> [Work to be completed]: With the images removed, repeat the data below exactly.

> [Stored entries]:
□ □ □ □ □
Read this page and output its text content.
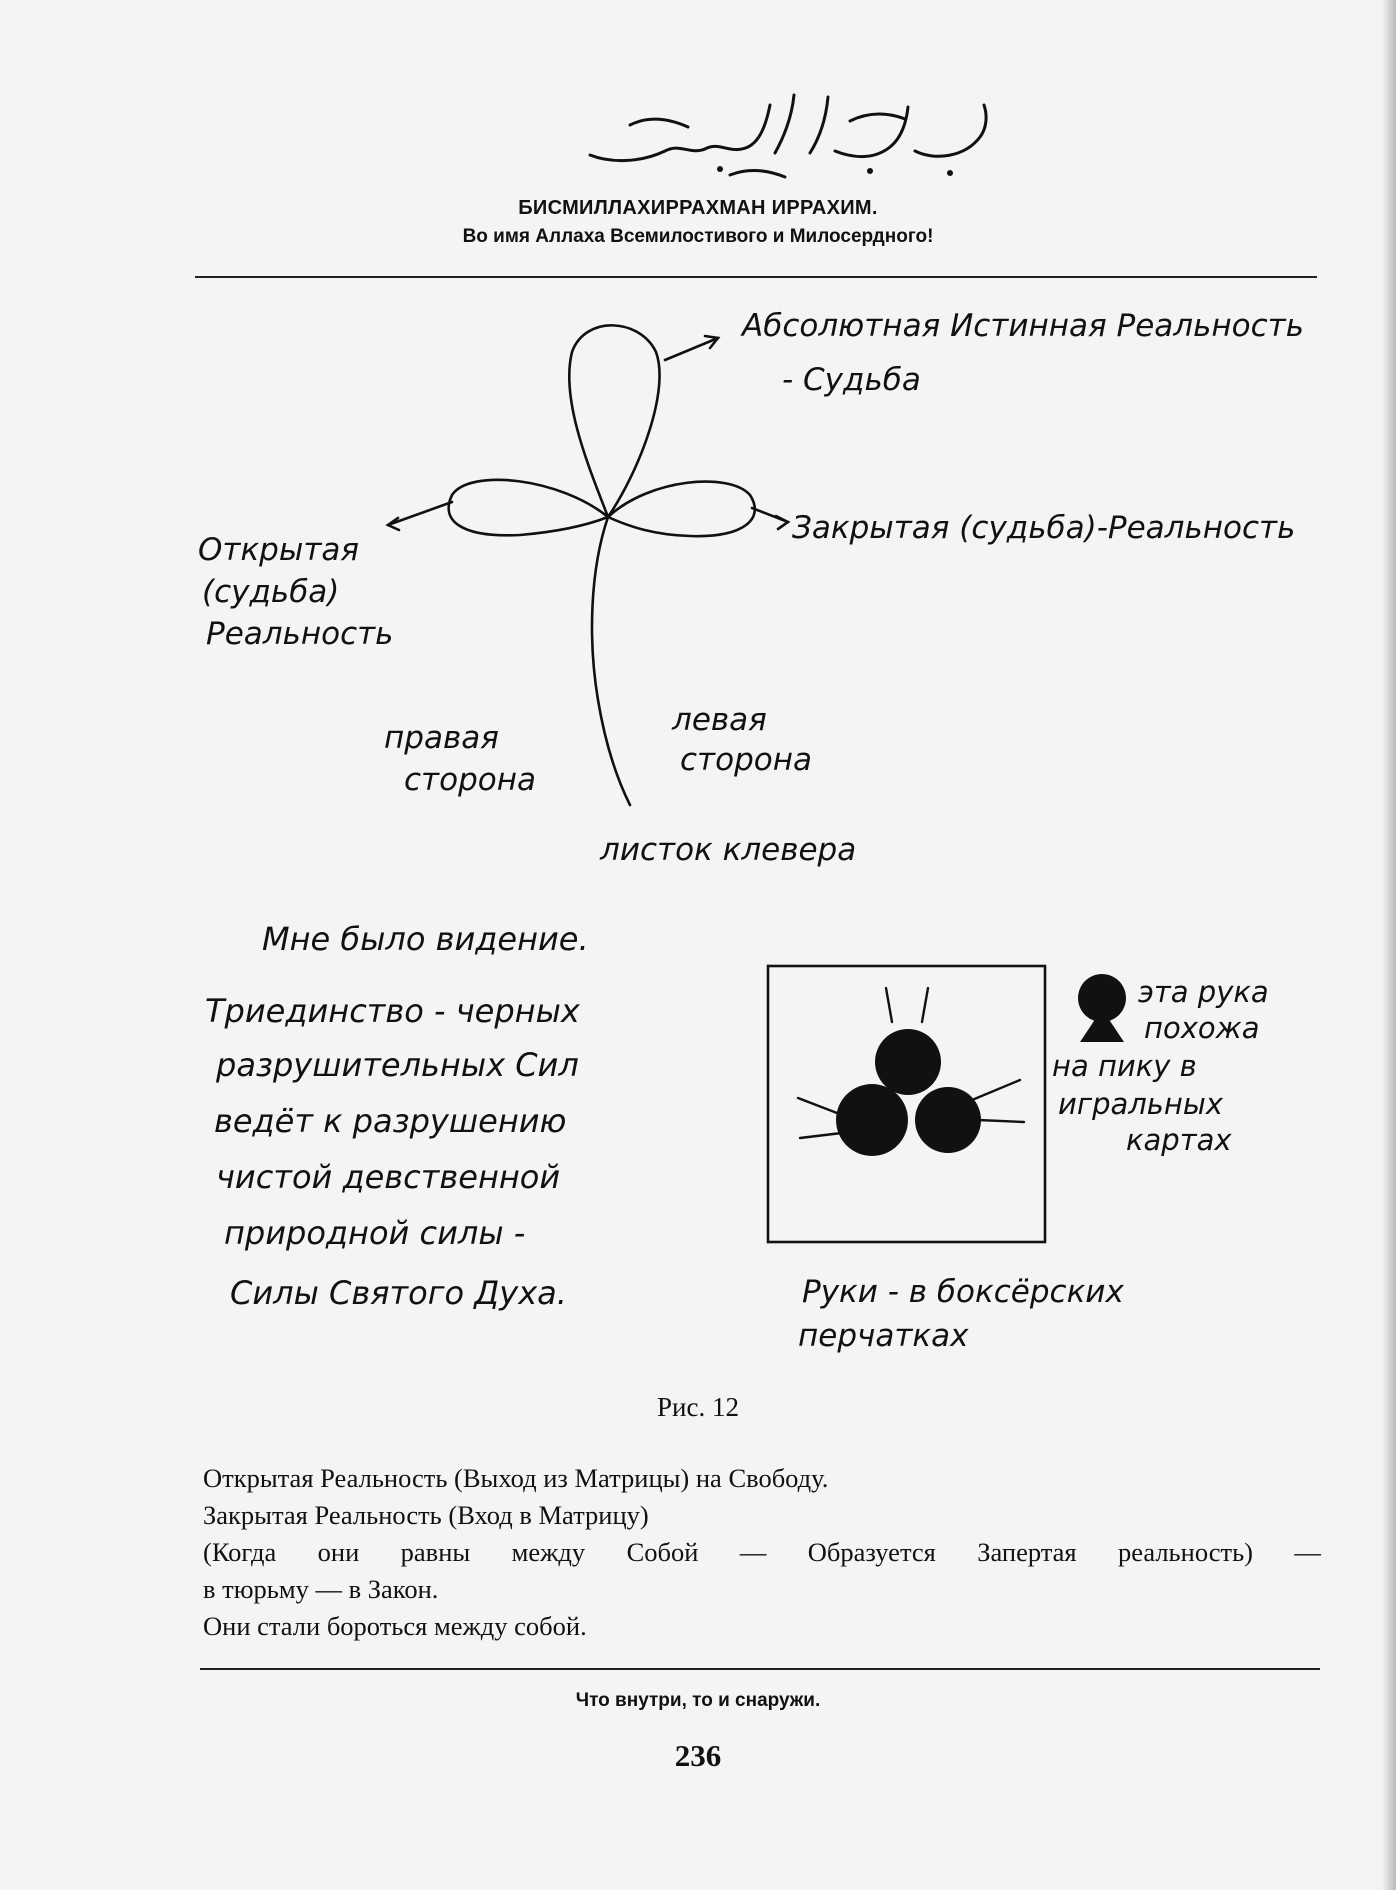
بِسْمِ ٱللَّٰهِ ٱلرَّحْمَٰنِ ٱلرَّحِيمِ
БИСМИЛЛАХИРРАХМАН ИРРАХИМ.
Во имя Аллаха Всемилостивого и Милосердного!
Абсолютная Истинная Реальность
- Судьба
Закрытая (судьба)-Реальность
Открытая
(судьба)
Реальность
правая
сторона
левая
сторона
листок клевера
Мне было видение.
Триединство - черных
разрушительных Сил
ведёт к разрушению
чистой девственной
природной силы -
Силы Святого Духа.
эта рука
похожа
на пику в
игральных
картах
Руки - в боксёрских
перчатках
Рис. 12
Открытая Реальность (Выход из Матрицы) на Свободу.
Закрытая Реальность (Вход в Матрицу)
(Когда они равны между Собой — Образуется Запертая реальность) —
в тюрьму — в Закон.
Они стали бороться между собой.
Что внутри, то и снаружи.
236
□ □ □ □ □
> [Response to the exercise]:
Read this page and output its text content.
بِسْمِ ٱللَّٰهِ ٱلرَّحْمَٰنِ ٱلرَّحِيمِ
БИСМИЛЛАХИРРАХМАН ИРРАХИМ.
Во имя Аллаха Всемилостивого и Милосердного!
Абсолютная Истинная Реальность
- Судьба
Закрытая (судьба)-Реальность
Открытая
(судьба)
Реальность
правая
сторона
левая
сторона
листок клевера
Мне было видение.
Триединство - черных
разрушительных Сил
ведёт к разрушению
чистой девственной
природной силы -
Силы Святого Духа.
эта рука
похожа
на пику в
игральных
картах
Руки - в боксёрских
перчатках
Рис. 12
Открытая Реальность (Выход из Матрицы) на Свободу.
Закрытая Реальность (Вход в Матрицу)
(Когда они равны между Собой — Образуется Запертая реальность) —
в тюрьму — в Закон.
Они стали бороться между собой.
Что внутри, то и снаружи.
236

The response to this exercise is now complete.